> Work required:
Return every line of the records below verbatim, with no pictures in the copy.

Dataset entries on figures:
• • • • •
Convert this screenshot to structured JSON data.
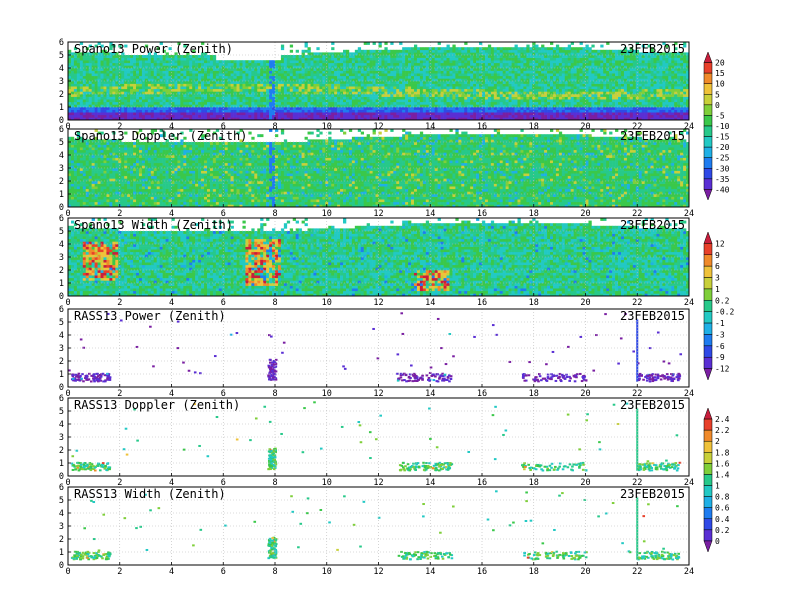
{
  "chart_data": [
    {
      "type": "heatmap",
      "title": "Spano13 Power (Zenith)",
      "date": "23FEB2015",
      "xlim": [
        0,
        24
      ],
      "ylim": [
        0,
        6
      ],
      "xticks": [
        "0",
        "2",
        "4",
        "6",
        "8",
        "10",
        "12",
        "14",
        "16",
        "18",
        "20",
        "22",
        "24"
      ],
      "yticks": [
        "0",
        "1",
        "2",
        "3",
        "4",
        "5",
        "6"
      ],
      "colorbar": 0,
      "fill": "dense",
      "band_heights": [
        0.5,
        2.0,
        4.2
      ],
      "gap_hours": [
        5.6,
        8.2
      ],
      "blue_stripe_hour": 7.8
    },
    {
      "type": "heatmap",
      "title": "Spano13 Doppler (Zenith)",
      "date": "23FEB2015",
      "xlim": [
        0,
        24
      ],
      "ylim": [
        0,
        6
      ],
      "xticks": [
        "0",
        "2",
        "4",
        "6",
        "8",
        "10",
        "12",
        "14",
        "16",
        "18",
        "20",
        "22",
        "24"
      ],
      "yticks": [
        "0",
        "1",
        "2",
        "3",
        "4",
        "5",
        "6"
      ],
      "colorbar": 0,
      "fill": "dense",
      "blue_stripe_hour": 7.8
    },
    {
      "type": "heatmap",
      "title": "Spano13 Width (Zenith)",
      "date": "23FEB2015",
      "xlim": [
        0,
        24
      ],
      "ylim": [
        0,
        6
      ],
      "xticks": [
        "0",
        "2",
        "4",
        "6",
        "8",
        "10",
        "12",
        "14",
        "16",
        "18",
        "20",
        "22",
        "24"
      ],
      "yticks": [
        "0",
        "1",
        "2",
        "3",
        "4",
        "5",
        "6"
      ],
      "colorbar": 1,
      "fill": "dense",
      "hotspots": [
        [
          1.2,
          3.0
        ],
        [
          7.5,
          3.5
        ],
        [
          14.0,
          1.5
        ]
      ]
    },
    {
      "type": "scatter",
      "title": "RASS13 Power (Zenith)",
      "date": "23FEB2015",
      "xlim": [
        0,
        24
      ],
      "ylim": [
        0,
        6
      ],
      "xticks": [
        "0",
        "2",
        "4",
        "6",
        "8",
        "10",
        "12",
        "14",
        "16",
        "18",
        "20",
        "22",
        "24"
      ],
      "yticks": [
        "0",
        "1",
        "2",
        "3",
        "4",
        "5",
        "6"
      ],
      "colorbar": 1,
      "fill": "sparse",
      "clusters": [
        [
          0.1,
          1.6
        ],
        [
          7.7,
          8.0
        ],
        [
          12.7,
          14.8
        ],
        [
          17.5,
          20.0
        ],
        [
          22.0,
          23.6
        ]
      ],
      "vertical_line_hour": 22.0
    },
    {
      "type": "scatter",
      "title": "RASS13 Doppler (Zenith)",
      "date": "23FEB2015",
      "xlim": [
        0,
        24
      ],
      "ylim": [
        0,
        6
      ],
      "xticks": [
        "0",
        "2",
        "4",
        "6",
        "8",
        "10",
        "12",
        "14",
        "16",
        "18",
        "20",
        "22",
        "24"
      ],
      "yticks": [
        "0",
        "1",
        "2",
        "3",
        "4",
        "5",
        "6"
      ],
      "colorbar": 2,
      "fill": "sparse",
      "clusters": [
        [
          0.1,
          1.6
        ],
        [
          7.7,
          8.0
        ],
        [
          12.7,
          14.8
        ],
        [
          17.5,
          20.0
        ],
        [
          22.0,
          23.6
        ]
      ],
      "vertical_line_hour": 22.0
    },
    {
      "type": "scatter",
      "title": "RASS13 Width (Zenith)",
      "date": "23FEB2015",
      "xlim": [
        0,
        24
      ],
      "ylim": [
        0,
        6
      ],
      "xticks": [
        "0",
        "2",
        "4",
        "6",
        "8",
        "10",
        "12",
        "14",
        "16",
        "18",
        "20",
        "22",
        "24"
      ],
      "yticks": [
        "0",
        "1",
        "2",
        "3",
        "4",
        "5",
        "6"
      ],
      "colorbar": 2,
      "fill": "sparse",
      "clusters": [
        [
          0.1,
          1.6
        ],
        [
          7.7,
          8.0
        ],
        [
          12.7,
          14.8
        ],
        [
          17.5,
          20.0
        ],
        [
          22.0,
          23.6
        ]
      ],
      "vertical_line_hour": 22.0
    }
  ],
  "colorbars": [
    {
      "labels": [
        "20",
        "15",
        "10",
        "5",
        "0",
        "-5",
        "-10",
        "-15",
        "-20",
        "-25",
        "-30",
        "-35",
        "-40"
      ]
    },
    {
      "labels": [
        "12",
        "9",
        "6",
        "3",
        "1",
        "0.2",
        "-0.2",
        "-1",
        "-3",
        "-6",
        "-9",
        "-12"
      ]
    },
    {
      "labels": [
        "2.4",
        "2.2",
        "2",
        "1.8",
        "1.6",
        "1.4",
        "1",
        "0.8",
        "0.6",
        "0.4",
        "0.2",
        "0"
      ]
    }
  ],
  "colors": {
    "scale": [
      "#7a1fa2",
      "#5a2fd4",
      "#2f49e6",
      "#1e7cf0",
      "#1fb0e6",
      "#22c9c4",
      "#27c98a",
      "#3ac84a",
      "#7fcf3a",
      "#c8d03a",
      "#efc23a",
      "#f08a2a",
      "#e8402a",
      "#c81e3c"
    ],
    "background": "#ffffff",
    "grid": "#b8b8b8"
  }
}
• • • • •
> Complete response:
Convert this screenshot to structured JSON data.
{
  "chart_data": [
    {
      "type": "heatmap",
      "title": "Spano13 Power (Zenith)",
      "date": "23FEB2015",
      "xlim": [
        0,
        24
      ],
      "ylim": [
        0,
        6
      ],
      "xticks": [
        "0",
        "2",
        "4",
        "6",
        "8",
        "10",
        "12",
        "14",
        "16",
        "18",
        "20",
        "22",
        "24"
      ],
      "yticks": [
        "0",
        "1",
        "2",
        "3",
        "4",
        "5",
        "6"
      ],
      "colorbar": 0,
      "fill": "dense",
      "band_heights": [
        0.5,
        2.0,
        4.2
      ],
      "gap_hours": [
        5.6,
        8.2
      ],
      "blue_stripe_hour": 7.8
    },
    {
      "type": "heatmap",
      "title": "Spano13 Doppler (Zenith)",
      "date": "23FEB2015",
      "xlim": [
        0,
        24
      ],
      "ylim": [
        0,
        6
      ],
      "xticks": [
        "0",
        "2",
        "4",
        "6",
        "8",
        "10",
        "12",
        "14",
        "16",
        "18",
        "20",
        "22",
        "24"
      ],
      "yticks": [
        "0",
        "1",
        "2",
        "3",
        "4",
        "5",
        "6"
      ],
      "colorbar": 0,
      "fill": "dense",
      "blue_stripe_hour": 7.8
    },
    {
      "type": "heatmap",
      "title": "Spano13 Width (Zenith)",
      "date": "23FEB2015",
      "xlim": [
        0,
        24
      ],
      "ylim": [
        0,
        6
      ],
      "xticks": [
        "0",
        "2",
        "4",
        "6",
        "8",
        "10",
        "12",
        "14",
        "16",
        "18",
        "20",
        "22",
        "24"
      ],
      "yticks": [
        "0",
        "1",
        "2",
        "3",
        "4",
        "5",
        "6"
      ],
      "colorbar": 1,
      "fill": "dense",
      "hotspots": [
        [
          1.2,
          3.0
        ],
        [
          7.5,
          3.5
        ],
        [
          14.0,
          1.5
        ]
      ]
    },
    {
      "type": "scatter",
      "title": "RASS13 Power (Zenith)",
      "date": "23FEB2015",
      "xlim": [
        0,
        24
      ],
      "ylim": [
        0,
        6
      ],
      "xticks": [
        "0",
        "2",
        "4",
        "6",
        "8",
        "10",
        "12",
        "14",
        "16",
        "18",
        "20",
        "22",
        "24"
      ],
      "yticks": [
        "0",
        "1",
        "2",
        "3",
        "4",
        "5",
        "6"
      ],
      "colorbar": 1,
      "fill": "sparse",
      "clusters": [
        [
          0.1,
          1.6
        ],
        [
          7.7,
          8.0
        ],
        [
          12.7,
          14.8
        ],
        [
          17.5,
          20.0
        ],
        [
          22.0,
          23.6
        ]
      ],
      "vertical_line_hour": 22.0
    },
    {
      "type": "scatter",
      "title": "RASS13 Doppler (Zenith)",
      "date": "23FEB2015",
      "xlim": [
        0,
        24
      ],
      "ylim": [
        0,
        6
      ],
      "xticks": [
        "0",
        "2",
        "4",
        "6",
        "8",
        "10",
        "12",
        "14",
        "16",
        "18",
        "20",
        "22",
        "24"
      ],
      "yticks": [
        "0",
        "1",
        "2",
        "3",
        "4",
        "5",
        "6"
      ],
      "colorbar": 2,
      "fill": "sparse",
      "clusters": [
        [
          0.1,
          1.6
        ],
        [
          7.7,
          8.0
        ],
        [
          12.7,
          14.8
        ],
        [
          17.5,
          20.0
        ],
        [
          22.0,
          23.6
        ]
      ],
      "vertical_line_hour": 22.0
    },
    {
      "type": "scatter",
      "title": "RASS13 Width (Zenith)",
      "date": "23FEB2015",
      "xlim": [
        0,
        24
      ],
      "ylim": [
        0,
        6
      ],
      "xticks": [
        "0",
        "2",
        "4",
        "6",
        "8",
        "10",
        "12",
        "14",
        "16",
        "18",
        "20",
        "22",
        "24"
      ],
      "yticks": [
        "0",
        "1",
        "2",
        "3",
        "4",
        "5",
        "6"
      ],
      "colorbar": 2,
      "fill": "sparse",
      "clusters": [
        [
          0.1,
          1.6
        ],
        [
          7.7,
          8.0
        ],
        [
          12.7,
          14.8
        ],
        [
          17.5,
          20.0
        ],
        [
          22.0,
          23.6
        ]
      ],
      "vertical_line_hour": 22.0
    }
  ],
  "colorbars": [
    {
      "labels": [
        "20",
        "15",
        "10",
        "5",
        "0",
        "-5",
        "-10",
        "-15",
        "-20",
        "-25",
        "-30",
        "-35",
        "-40"
      ]
    },
    {
      "labels": [
        "12",
        "9",
        "6",
        "3",
        "1",
        "0.2",
        "-0.2",
        "-1",
        "-3",
        "-6",
        "-9",
        "-12"
      ]
    },
    {
      "labels": [
        "2.4",
        "2.2",
        "2",
        "1.8",
        "1.6",
        "1.4",
        "1",
        "0.8",
        "0.6",
        "0.4",
        "0.2",
        "0"
      ]
    }
  ],
  "colors": {
    "scale": [
      "#7a1fa2",
      "#5a2fd4",
      "#2f49e6",
      "#1e7cf0",
      "#1fb0e6",
      "#22c9c4",
      "#27c98a",
      "#3ac84a",
      "#7fcf3a",
      "#c8d03a",
      "#efc23a",
      "#f08a2a",
      "#e8402a",
      "#c81e3c"
    ],
    "background": "#ffffff",
    "grid": "#b8b8b8"
  }
}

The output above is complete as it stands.